__Exercise objective__. Leave out the pictures, then reproduce the rest of the material exactly.

__Given data__.
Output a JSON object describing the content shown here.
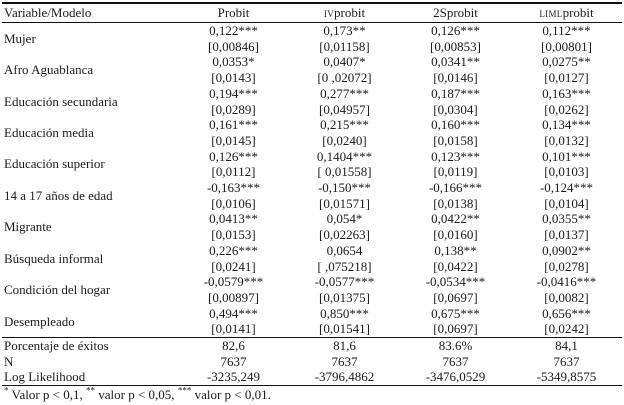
{
  "page": {
    "background": "#fefefe",
    "text_color": "#1c1c1c",
    "rule_color": "#111111"
  },
  "table": {
    "header": {
      "col0": "Variable/Modelo",
      "cols": [
        {
          "sc": "",
          "rest": "Probit"
        },
        {
          "sc": "iv",
          "rest": "probit"
        },
        {
          "sc": "",
          "rest": "2Sprobit"
        },
        {
          "sc": "liml",
          "rest": "probit"
        }
      ]
    },
    "rows": [
      {
        "label": "Mujer",
        "coef": [
          "0,122***",
          "0,173**",
          "0,126***",
          "0,112***"
        ],
        "se": [
          "[0,00846]",
          "[0,01158]",
          "[0,00853]",
          "[0,00801]"
        ]
      },
      {
        "label": "Afro Aguablanca",
        "coef": [
          "0,0353*",
          "0,0407*",
          "0,0341**",
          "0,0275**"
        ],
        "se": [
          "[0,0143]",
          "[0 ,02072]",
          "[0,0146]",
          "[0,0127]"
        ]
      },
      {
        "label": "Educación secundaria",
        "coef": [
          "0,194***",
          "0,277***",
          "0,187***",
          "0,163***"
        ],
        "se": [
          "[0,0289]",
          "[0,04957]",
          "[0,0304]",
          "[0,0262]"
        ]
      },
      {
        "label": "Educación media",
        "coef": [
          "0,161***",
          "0,215***",
          "0,160***",
          "0,134***"
        ],
        "se": [
          "[0,0145]",
          "[0,0240]",
          "[0,0158]",
          "[0,0132]"
        ]
      },
      {
        "label": "Educación superior",
        "coef": [
          "0,126***",
          "0,1404***",
          "0,123***",
          "0,101***"
        ],
        "se": [
          "[0,0112]",
          "[ 0,01558]",
          "[0,0119]",
          "[0,0103]"
        ]
      },
      {
        "label": "14 a 17 años de edad",
        "coef": [
          "-0,163***",
          "-0,150***",
          "-0,166***",
          "-0,124***"
        ],
        "se": [
          "[0,0106]",
          "[0,01571]",
          "[0,0138]",
          "[0,0104]"
        ]
      },
      {
        "label": "Migrante",
        "coef": [
          "0,0413**",
          "0,054*",
          "0,0422**",
          "0,0355**"
        ],
        "se": [
          "[0,0153]",
          "[0,02263]",
          "[0,0160]",
          "[0,0137]"
        ]
      },
      {
        "label": "Búsqueda informal",
        "coef": [
          "0,226***",
          "0,0654",
          "0,138**",
          "0,0902**"
        ],
        "se": [
          "[0,0241]",
          "[ ,075218]",
          "[0,0422]",
          "[0,0278]"
        ]
      },
      {
        "label": "Condición del hogar",
        "coef": [
          "-0,0579***",
          "-0,0577***",
          "-0,0534***",
          "-0,0416***"
        ],
        "se": [
          "[0,00897]",
          "[0,01375]",
          "[0,0697]",
          "[0,0082]"
        ]
      },
      {
        "label": "Desempleado",
        "coef": [
          "0,494***",
          "0,850***",
          "0,675***",
          "0,656***"
        ],
        "se": [
          "[0,0141]",
          "[0,01541]",
          "[0,0697]",
          "[0,0242]"
        ]
      }
    ],
    "summary": [
      {
        "label": "Porcentaje de éxitos",
        "values": [
          "82,6",
          "81,6",
          "83.6%",
          "84,1"
        ]
      },
      {
        "label": "N",
        "values": [
          "7637",
          "7637",
          "7637",
          "7637"
        ]
      },
      {
        "label": "Log Likelihood",
        "values": [
          "-3235,249",
          "-3796,4862",
          "-3476,0529",
          "-5349,8575"
        ]
      }
    ],
    "footnote": {
      "parts": [
        {
          "sup": "*",
          "text": " Valor p < 0,1, "
        },
        {
          "sup": "**",
          "text": " valor p < 0,05, "
        },
        {
          "sup": "***",
          "text": " valor p < 0,01."
        }
      ]
    }
  }
}
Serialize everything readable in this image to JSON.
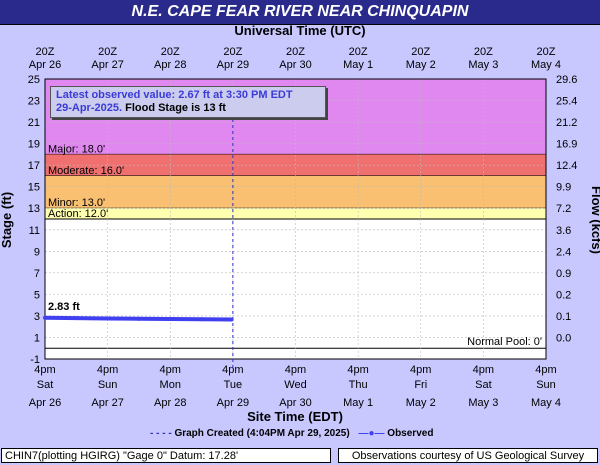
{
  "title": "N.E. CAPE FEAR RIVER NEAR CHINQUAPIN",
  "top_axis_title": "Universal Time (UTC)",
  "latest_box": {
    "line1": "Latest observed value: 2.67 ft at 3:30 PM EDT",
    "line2_date": "29-Apr-2025.",
    "line2_flood": "Flood Stage is 13 ft"
  },
  "legend": {
    "created": "Graph Created (4:04PM Apr 29, 2025)",
    "observed": "Observed"
  },
  "footer_left": "CHIN7(plotting HGIRG) \"Gage 0\" Datum: 17.28'",
  "footer_right": "Observations courtesy of US Geological Survey",
  "colors": {
    "observed_line": "#4040f0",
    "major": "#e088f0",
    "moderate": "#f07070",
    "minor": "#f8c070",
    "action": "#ffffb0",
    "background": "#ffffff",
    "header": "#2a2a8c"
  },
  "chart_data": {
    "type": "line",
    "x_start": "Apr 26 4pm EDT",
    "x_end": "May 4 4pm EDT",
    "xlabel": "Site Time (EDT)",
    "ylabel": "Stage (ft)",
    "y2label": "Flow (kcfs)",
    "ylim": [
      -1,
      25
    ],
    "y_ticks": [
      -1,
      1,
      3,
      5,
      7,
      9,
      11,
      13,
      15,
      17,
      19,
      21,
      23,
      25
    ],
    "y2_ticks": [
      "0.0",
      "0.1",
      "0.2",
      "0.9",
      "2.4",
      "3.6",
      "7.2",
      "9.9",
      "12.4",
      "16.9",
      "21.2",
      "25.4",
      "29.6"
    ],
    "bottom_ticks": [
      {
        "t": "4pm",
        "w": "Sat",
        "d": "Apr 26"
      },
      {
        "t": "4pm",
        "w": "Sun",
        "d": "Apr 27"
      },
      {
        "t": "4pm",
        "w": "Mon",
        "d": "Apr 28"
      },
      {
        "t": "4pm",
        "w": "Tue",
        "d": "Apr 29"
      },
      {
        "t": "4pm",
        "w": "Wed",
        "d": "Apr 30"
      },
      {
        "t": "4pm",
        "w": "Thu",
        "d": "May 1"
      },
      {
        "t": "4pm",
        "w": "Fri",
        "d": "May 2"
      },
      {
        "t": "4pm",
        "w": "Sat",
        "d": "May 3"
      },
      {
        "t": "4pm",
        "w": "Sun",
        "d": "May 4"
      }
    ],
    "top_ticks": [
      {
        "t": "20Z",
        "d": "Apr 26"
      },
      {
        "t": "20Z",
        "d": "Apr 27"
      },
      {
        "t": "20Z",
        "d": "Apr 28"
      },
      {
        "t": "20Z",
        "d": "Apr 29"
      },
      {
        "t": "20Z",
        "d": "Apr 30"
      },
      {
        "t": "20Z",
        "d": "May 1"
      },
      {
        "t": "20Z",
        "d": "May 2"
      },
      {
        "t": "20Z",
        "d": "May 3"
      },
      {
        "t": "20Z",
        "d": "May 4"
      }
    ],
    "flood_categories": [
      {
        "name": "Major",
        "label": "Major: 18.0'",
        "from": 18.0,
        "to": 25.0
      },
      {
        "name": "Moderate",
        "label": "Moderate: 16.0'",
        "from": 16.0,
        "to": 18.0
      },
      {
        "name": "Minor",
        "label": "Minor: 13.0'",
        "from": 13.0,
        "to": 16.0
      },
      {
        "name": "Action",
        "label": "Action: 12.0'",
        "from": 12.0,
        "to": 13.0
      }
    ],
    "normal_pool": {
      "label": "Normal Pool: 0'",
      "value": 0
    },
    "graph_created_day": 3.0,
    "series": [
      {
        "name": "Observed",
        "x_days": [
          0.0,
          0.5,
          1.0,
          1.5,
          2.0,
          2.5,
          2.98
        ],
        "y": [
          2.83,
          2.8,
          2.76,
          2.74,
          2.72,
          2.69,
          2.67
        ],
        "start_label": "2.83 ft"
      }
    ]
  }
}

__Task response__.
Output a JSON object describing the content shown here.
{
  "page": {
    "background": "#fefefe",
    "text_color": "#1c1c1c",
    "rule_color": "#111111"
  },
  "table": {
    "header": {
      "col0": "Variable/Modelo",
      "cols": [
        {
          "sc": "",
          "rest": "Probit"
        },
        {
          "sc": "iv",
          "rest": "probit"
        },
        {
          "sc": "",
          "rest": "2Sprobit"
        },
        {
          "sc": "liml",
          "rest": "probit"
        }
      ]
    },
    "rows": [
      {
        "label": "Mujer",
        "coef": [
          "0,122***",
          "0,173**",
          "0,126***",
          "0,112***"
        ],
        "se": [
          "[0,00846]",
          "[0,01158]",
          "[0,00853]",
          "[0,00801]"
        ]
      },
      {
        "label": "Afro Aguablanca",
        "coef": [
          "0,0353*",
          "0,0407*",
          "0,0341**",
          "0,0275**"
        ],
        "se": [
          "[0,0143]",
          "[0 ,02072]",
          "[0,0146]",
          "[0,0127]"
        ]
      },
      {
        "label": "Educación secundaria",
        "coef": [
          "0,194***",
          "0,277***",
          "0,187***",
          "0,163***"
        ],
        "se": [
          "[0,0289]",
          "[0,04957]",
          "[0,0304]",
          "[0,0262]"
        ]
      },
      {
        "label": "Educación media",
        "coef": [
          "0,161***",
          "0,215***",
          "0,160***",
          "0,134***"
        ],
        "se": [
          "[0,0145]",
          "[0,0240]",
          "[0,0158]",
          "[0,0132]"
        ]
      },
      {
        "label": "Educación superior",
        "coef": [
          "0,126***",
          "0,1404***",
          "0,123***",
          "0,101***"
        ],
        "se": [
          "[0,0112]",
          "[ 0,01558]",
          "[0,0119]",
          "[0,0103]"
        ]
      },
      {
        "label": "14 a 17 años de edad",
        "coef": [
          "-0,163***",
          "-0,150***",
          "-0,166***",
          "-0,124***"
        ],
        "se": [
          "[0,0106]",
          "[0,01571]",
          "[0,0138]",
          "[0,0104]"
        ]
      },
      {
        "label": "Migrante",
        "coef": [
          "0,0413**",
          "0,054*",
          "0,0422**",
          "0,0355**"
        ],
        "se": [
          "[0,0153]",
          "[0,02263]",
          "[0,0160]",
          "[0,0137]"
        ]
      },
      {
        "label": "Búsqueda informal",
        "coef": [
          "0,226***",
          "0,0654",
          "0,138**",
          "0,0902**"
        ],
        "se": [
          "[0,0241]",
          "[ ,075218]",
          "[0,0422]",
          "[0,0278]"
        ]
      },
      {
        "label": "Condición del hogar",
        "coef": [
          "-0,0579***",
          "-0,0577***",
          "-0,0534***",
          "-0,0416***"
        ],
        "se": [
          "[0,00897]",
          "[0,01375]",
          "[0,0697]",
          "[0,0082]"
        ]
      },
      {
        "label": "Desempleado",
        "coef": [
          "0,494***",
          "0,850***",
          "0,675***",
          "0,656***"
        ],
        "se": [
          "[0,0141]",
          "[0,01541]",
          "[0,0697]",
          "[0,0242]"
        ]
      }
    ],
    "summary": [
      {
        "label": "Porcentaje de éxitos",
        "values": [
          "82,6",
          "81,6",
          "83.6%",
          "84,1"
        ]
      },
      {
        "label": "N",
        "values": [
          "7637",
          "7637",
          "7637",
          "7637"
        ]
      },
      {
        "label": "Log Likelihood",
        "values": [
          "-3235,249",
          "-3796,4862",
          "-3476,0529",
          "-5349,8575"
        ]
      }
    ],
    "footnote": {
      "parts": [
        {
          "sup": "*",
          "text": " Valor p < 0,1, "
        },
        {
          "sup": "**",
          "text": " valor p < 0,05, "
        },
        {
          "sup": "***",
          "text": " valor p < 0,01."
        }
      ]
    }
  }
}
Serialize everything readable in this image to JSON.
{
  "title": "N.E. CAPE FEAR RIVER NEAR CHINQUAPIN",
  "top_axis_title": "Universal Time (UTC)",
  "latest_box": {
    "line1": "Latest observed value: 2.67 ft at 3:30 PM EDT",
    "line2_date": "29-Apr-2025.",
    "line2_flood": "Flood Stage is 13 ft"
  },
  "legend": {
    "created": "Graph Created (4:04PM Apr 29, 2025)",
    "observed": "Observed"
  },
  "footer_left": "CHIN7(plotting HGIRG) \"Gage 0\" Datum: 17.28'",
  "footer_right": "Observations courtesy of US Geological Survey",
  "colors": {
    "observed_line": "#4040f0",
    "major": "#e088f0",
    "moderate": "#f07070",
    "minor": "#f8c070",
    "action": "#ffffb0",
    "background": "#ffffff",
    "header": "#2a2a8c"
  },
  "chart_data": {
    "type": "line",
    "x_start": "Apr 26 4pm EDT",
    "x_end": "May 4 4pm EDT",
    "xlabel": "Site Time (EDT)",
    "ylabel": "Stage (ft)",
    "y2label": "Flow (kcfs)",
    "ylim": [
      -1,
      25
    ],
    "y_ticks": [
      -1,
      1,
      3,
      5,
      7,
      9,
      11,
      13,
      15,
      17,
      19,
      21,
      23,
      25
    ],
    "y2_ticks": [
      "0.0",
      "0.1",
      "0.2",
      "0.9",
      "2.4",
      "3.6",
      "7.2",
      "9.9",
      "12.4",
      "16.9",
      "21.2",
      "25.4",
      "29.6"
    ],
    "bottom_ticks": [
      {
        "t": "4pm",
        "w": "Sat",
        "d": "Apr 26"
      },
      {
        "t": "4pm",
        "w": "Sun",
        "d": "Apr 27"
      },
      {
        "t": "4pm",
        "w": "Mon",
        "d": "Apr 28"
      },
      {
        "t": "4pm",
        "w": "Tue",
        "d": "Apr 29"
      },
      {
        "t": "4pm",
        "w": "Wed",
        "d": "Apr 30"
      },
      {
        "t": "4pm",
        "w": "Thu",
        "d": "May 1"
      },
      {
        "t": "4pm",
        "w": "Fri",
        "d": "May 2"
      },
      {
        "t": "4pm",
        "w": "Sat",
        "d": "May 3"
      },
      {
        "t": "4pm",
        "w": "Sun",
        "d": "May 4"
      }
    ],
    "top_ticks": [
      {
        "t": "20Z",
        "d": "Apr 26"
      },
      {
        "t": "20Z",
        "d": "Apr 27"
      },
      {
        "t": "20Z",
        "d": "Apr 28"
      },
      {
        "t": "20Z",
        "d": "Apr 29"
      },
      {
        "t": "20Z",
        "d": "Apr 30"
      },
      {
        "t": "20Z",
        "d": "May 1"
      },
      {
        "t": "20Z",
        "d": "May 2"
      },
      {
        "t": "20Z",
        "d": "May 3"
      },
      {
        "t": "20Z",
        "d": "May 4"
      }
    ],
    "flood_categories": [
      {
        "name": "Major",
        "label": "Major: 18.0'",
        "from": 18.0,
        "to": 25.0
      },
      {
        "name": "Moderate",
        "label": "Moderate: 16.0'",
        "from": 16.0,
        "to": 18.0
      },
      {
        "name": "Minor",
        "label": "Minor: 13.0'",
        "from": 13.0,
        "to": 16.0
      },
      {
        "name": "Action",
        "label": "Action: 12.0'",
        "from": 12.0,
        "to": 13.0
      }
    ],
    "normal_pool": {
      "label": "Normal Pool: 0'",
      "value": 0
    },
    "graph_created_day": 3.0,
    "series": [
      {
        "name": "Observed",
        "x_days": [
          0.0,
          0.5,
          1.0,
          1.5,
          2.0,
          2.5,
          2.98
        ],
        "y": [
          2.83,
          2.8,
          2.76,
          2.74,
          2.72,
          2.69,
          2.67
        ],
        "start_label": "2.83 ft"
      }
    ]
  }
}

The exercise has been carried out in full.